Set down each line of the data below exactly as it stands, dropping the pictures.

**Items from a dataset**
═══

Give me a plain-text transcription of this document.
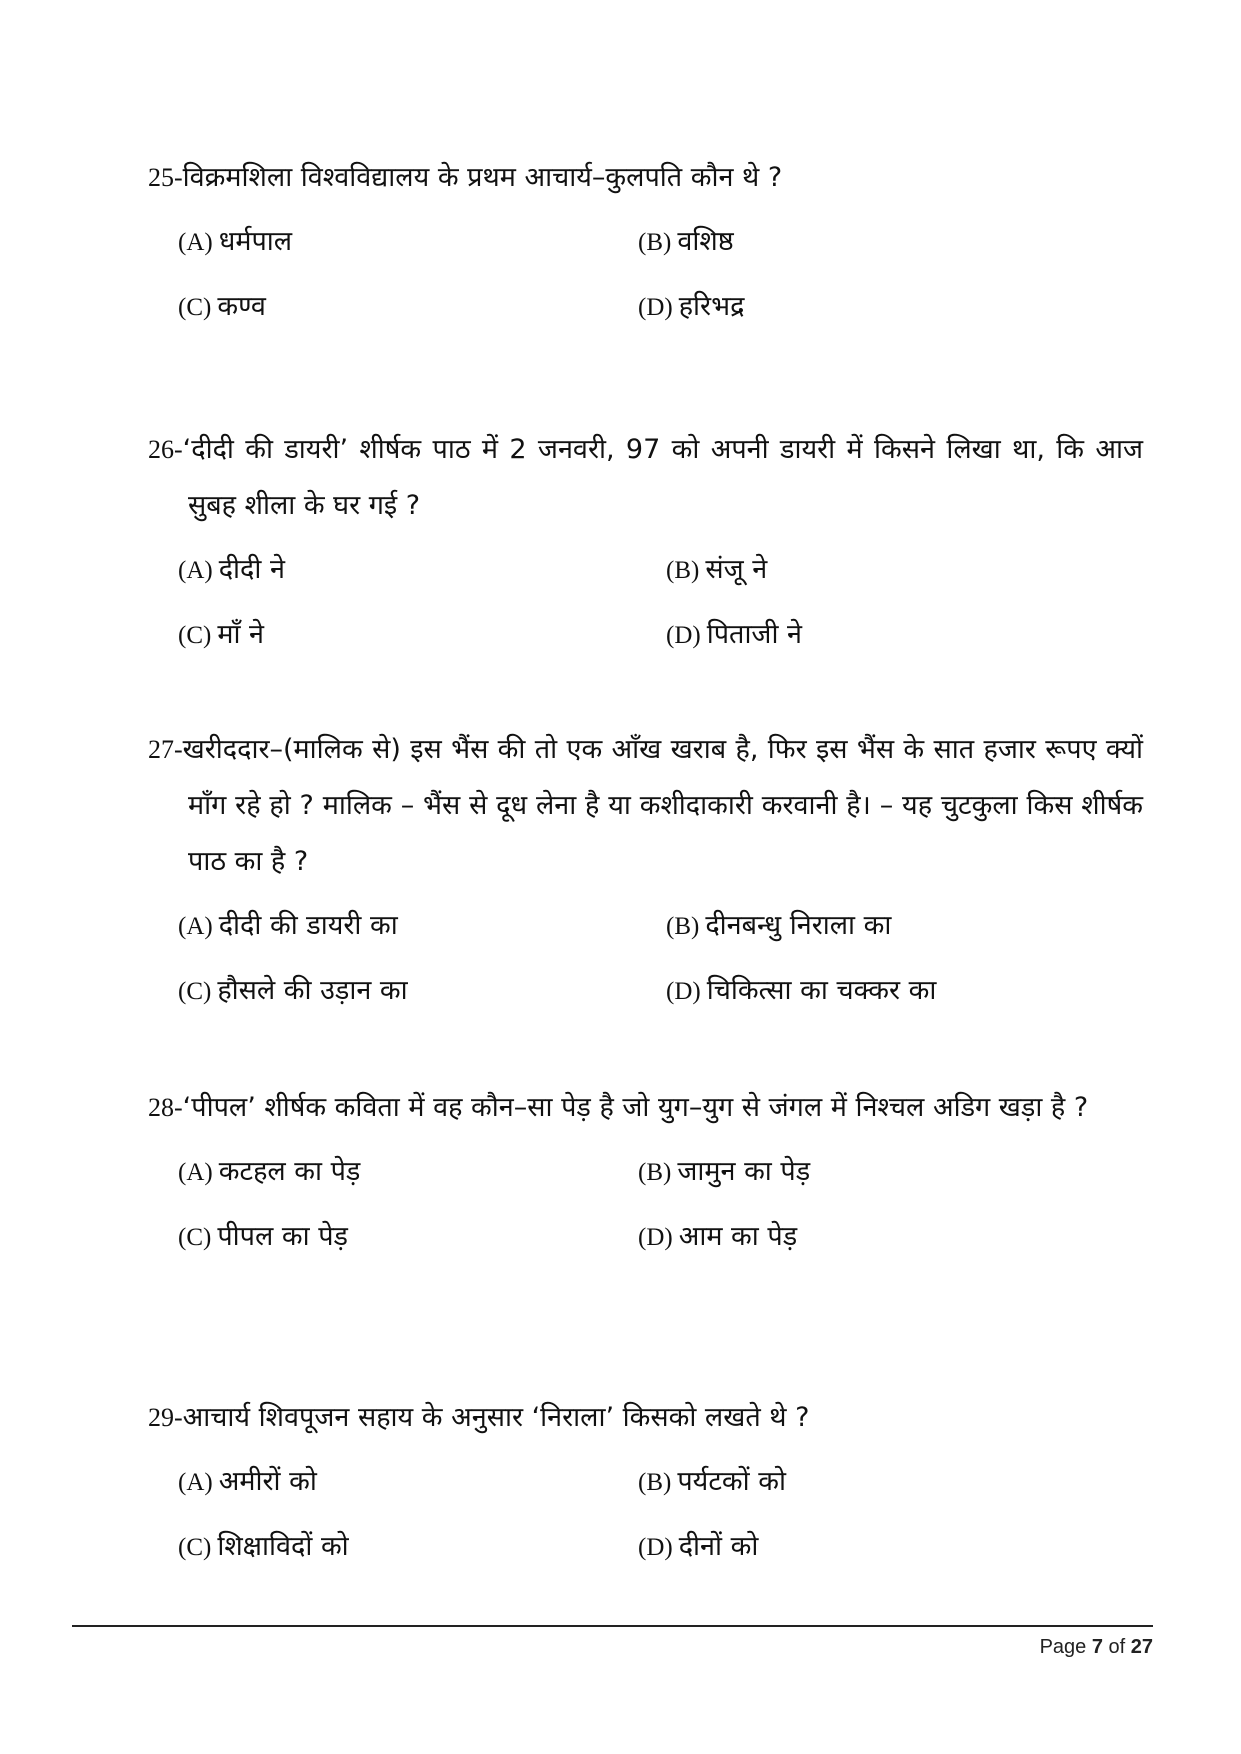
25-विक्रमशिला विश्वविद्यालय के प्रथम आचार्य–कुलपति कौन थे ?

(A) धर्मपाल	(B) वशिष्ठ
(C) कण्व	(D) हरिभद्र

26-‘दीदी की डायरी’ शीर्षक पाठ में 2 जनवरी, 97 को अपनी डायरी में किसने लिखा था, कि आज सुबह शीला के घर गई ?

(A) दीदी ने	(B) संजू ने
(C) माँ ने	(D) पिताजी ने

27-खरीददार–(मालिक से) इस भैंस की तो एक आँख खराब है, फिर इस भैंस के सात हजार रूपए क्यों माँग रहे हो ? मालिक – भैंस से दूध लेना है या कशीदाकारी करवानी है। – यह चुटकुला किस शीर्षक पाठ का है ?

(A) दीदी की डायरी का	(B) दीनबन्धु निराला का
(C) हौसले की उड़ान का	(D) चिकित्सा का चक्कर का

28-‘पीपल’ शीर्षक कविता में वह कौन–सा पेड़ है जो युग–युग से जंगल में निश्चल अडिग खड़ा है ?

(A) कटहल का पेड़	(B) जामुन का पेड़
(C) पीपल का पेड़	(D) आम का पेड़

29-आचार्य शिवपूजन सहाय के अनुसार ‘निराला’ किसको लखते थे ?

(A) अमीरों को	(B) पर्यटकों को
(C) शिक्षाविदों को	(D) दीनों को
Page 7 of 27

═══

**Correct output**
Give me a plain-text transcription of this document.
25-विक्रमशिला विश्वविद्यालय के प्रथम आचार्य–कुलपति कौन थे ?

(A) धर्मपाल	(B) वशिष्ठ
(C) कण्व	(D) हरिभद्र

26-‘दीदी की डायरी’ शीर्षक पाठ में 2 जनवरी, 97 को अपनी डायरी में किसने लिखा था, कि आज सुबह शीला के घर गई ?

(A) दीदी ने	(B) संजू ने
(C) माँ ने	(D) पिताजी ने

27-खरीददार–(मालिक से) इस भैंस की तो एक आँख खराब है, फिर इस भैंस के सात हजार रूपए क्यों माँग रहे हो ? मालिक – भैंस से दूध लेना है या कशीदाकारी करवानी है। – यह चुटकुला किस शीर्षक पाठ का है ?

(A) दीदी की डायरी का	(B) दीनबन्धु निराला का
(C) हौसले की उड़ान का	(D) चिकित्सा का चक्कर का

28-‘पीपल’ शीर्षक कविता में वह कौन–सा पेड़ है जो युग–युग से जंगल में निश्चल अडिग खड़ा है ?

(A) कटहल का पेड़	(B) जामुन का पेड़
(C) पीपल का पेड़	(D) आम का पेड़

29-आचार्य शिवपूजन सहाय के अनुसार ‘निराला’ किसको लखते थे ?

(A) अमीरों को	(B) पर्यटकों को
(C) शिक्षाविदों को	(D) दीनों को
Page 7 of 27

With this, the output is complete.